* Source data *

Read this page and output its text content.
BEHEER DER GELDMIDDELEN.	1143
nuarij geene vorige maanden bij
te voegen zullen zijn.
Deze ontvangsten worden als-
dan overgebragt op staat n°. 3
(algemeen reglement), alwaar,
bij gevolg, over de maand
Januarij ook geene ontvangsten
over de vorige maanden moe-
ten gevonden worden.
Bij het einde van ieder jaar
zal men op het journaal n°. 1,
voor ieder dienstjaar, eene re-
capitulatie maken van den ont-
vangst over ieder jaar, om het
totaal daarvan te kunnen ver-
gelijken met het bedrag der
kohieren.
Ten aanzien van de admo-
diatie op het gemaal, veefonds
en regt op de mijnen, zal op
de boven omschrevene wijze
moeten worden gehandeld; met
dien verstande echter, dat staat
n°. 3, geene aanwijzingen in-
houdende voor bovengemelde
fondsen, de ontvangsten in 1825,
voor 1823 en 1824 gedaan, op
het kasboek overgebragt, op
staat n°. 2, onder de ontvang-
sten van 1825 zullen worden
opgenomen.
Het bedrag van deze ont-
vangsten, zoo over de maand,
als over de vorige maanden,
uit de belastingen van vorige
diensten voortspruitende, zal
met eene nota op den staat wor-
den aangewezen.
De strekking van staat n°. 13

* Activity *
All of the records above are to be set down again exactly.

* Solution for this task *
Read this page and output its text content.
BEHEER DER GELDMIDDELEN.	1143
nuarij geene vorige maanden bij
te voegen zullen zijn.
Deze ontvangsten worden als-
dan overgebragt op staat n°. 3
(algemeen reglement), alwaar,
bij gevolg, over de maand
Januarij ook geene ontvangsten
over de vorige maanden moe-
ten gevonden worden.
Bij het einde van ieder jaar
zal men op het journaal n°. 1,
voor ieder dienstjaar, eene re-
capitulatie maken van den ont-
vangst over ieder jaar, om het
totaal daarvan te kunnen ver-
gelijken met het bedrag der
kohieren.
Ten aanzien van de admo-
diatie op het gemaal, veefonds
en regt op de mijnen, zal op
de boven omschrevene wijze
moeten worden gehandeld; met
dien verstande echter, dat staat
n°. 3, geene aanwijzingen in-
houdende voor bovengemelde
fondsen, de ontvangsten in 1825,
voor 1823 en 1824 gedaan, op
het kasboek overgebragt, op
staat n°. 2, onder de ontvang-
sten van 1825 zullen worden
opgenomen.
Het bedrag van deze ont-
vangsten, zoo over de maand,
als over de vorige maanden,
uit de belastingen van vorige
diensten voortspruitende, zal
met eene nota op den staat wor-
den aangewezen.
De strekking van staat n°. 13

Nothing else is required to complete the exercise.